======== EXERCISE INPUT

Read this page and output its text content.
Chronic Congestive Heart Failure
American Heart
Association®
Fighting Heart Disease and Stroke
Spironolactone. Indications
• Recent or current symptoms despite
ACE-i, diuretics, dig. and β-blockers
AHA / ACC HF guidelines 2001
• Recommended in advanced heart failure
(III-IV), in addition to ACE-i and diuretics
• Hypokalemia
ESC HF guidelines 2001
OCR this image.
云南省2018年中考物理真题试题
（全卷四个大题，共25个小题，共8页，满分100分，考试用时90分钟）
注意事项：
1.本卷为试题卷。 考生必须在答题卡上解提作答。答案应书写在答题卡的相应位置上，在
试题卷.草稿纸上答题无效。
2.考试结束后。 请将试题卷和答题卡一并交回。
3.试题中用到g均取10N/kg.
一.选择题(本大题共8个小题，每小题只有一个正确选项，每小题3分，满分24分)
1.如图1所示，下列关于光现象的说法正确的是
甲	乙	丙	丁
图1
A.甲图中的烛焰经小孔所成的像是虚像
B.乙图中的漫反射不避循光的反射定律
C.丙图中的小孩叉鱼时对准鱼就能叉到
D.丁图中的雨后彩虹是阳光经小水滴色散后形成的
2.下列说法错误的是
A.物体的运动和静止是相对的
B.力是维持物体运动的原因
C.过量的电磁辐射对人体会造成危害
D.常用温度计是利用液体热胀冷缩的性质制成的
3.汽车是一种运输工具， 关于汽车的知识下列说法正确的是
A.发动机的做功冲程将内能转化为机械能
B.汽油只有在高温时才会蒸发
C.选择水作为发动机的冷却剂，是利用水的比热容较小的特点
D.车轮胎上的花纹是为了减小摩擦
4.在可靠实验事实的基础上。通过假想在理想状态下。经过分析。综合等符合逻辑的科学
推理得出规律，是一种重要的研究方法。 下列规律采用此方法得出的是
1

================

**WRITTEN INSTRUCTION**
Reproduce the material above without altering a single character.

**RESULT OF THE EXERCISE**
Read this page and output its text content.
Chronic Congestive Heart Failure
American Heart
Association®
Fighting Heart Disease and Stroke
Spironolactone. Indications
• Recent or current symptoms despite
ACE-i, diuretics, dig. and β-blockers
AHA / ACC HF guidelines 2001
• Recommended in advanced heart failure
(III-IV), in addition to ACE-i and diuretics
• Hypokalemia
ESC HF guidelines 2001
OCR this image.
云南省2018年中考物理真题试题
（全卷四个大题，共25个小题，共8页，满分100分，考试用时90分钟）
注意事项：
1.本卷为试题卷。 考生必须在答题卡上解提作答。答案应书写在答题卡的相应位置上，在
试题卷.草稿纸上答题无效。
2.考试结束后。 请将试题卷和答题卡一并交回。
3.试题中用到g均取10N/kg.
一.选择题(本大题共8个小题，每小题只有一个正确选项，每小题3分，满分24分)
1.如图1所示，下列关于光现象的说法正确的是
甲	乙	丙	丁
图1
A.甲图中的烛焰经小孔所成的像是虚像
B.乙图中的漫反射不避循光的反射定律
C.丙图中的小孩叉鱼时对准鱼就能叉到
D.丁图中的雨后彩虹是阳光经小水滴色散后形成的
2.下列说法错误的是
A.物体的运动和静止是相对的
B.力是维持物体运动的原因
C.过量的电磁辐射对人体会造成危害
D.常用温度计是利用液体热胀冷缩的性质制成的
3.汽车是一种运输工具， 关于汽车的知识下列说法正确的是
A.发动机的做功冲程将内能转化为机械能
B.汽油只有在高温时才会蒸发
C.选择水作为发动机的冷却剂，是利用水的比热容较小的特点
D.车轮胎上的花纹是为了减小摩擦
4.在可靠实验事实的基础上。通过假想在理想状态下。经过分析。综合等符合逻辑的科学
推理得出规律，是一种重要的研究方法。 下列规律采用此方法得出的是
1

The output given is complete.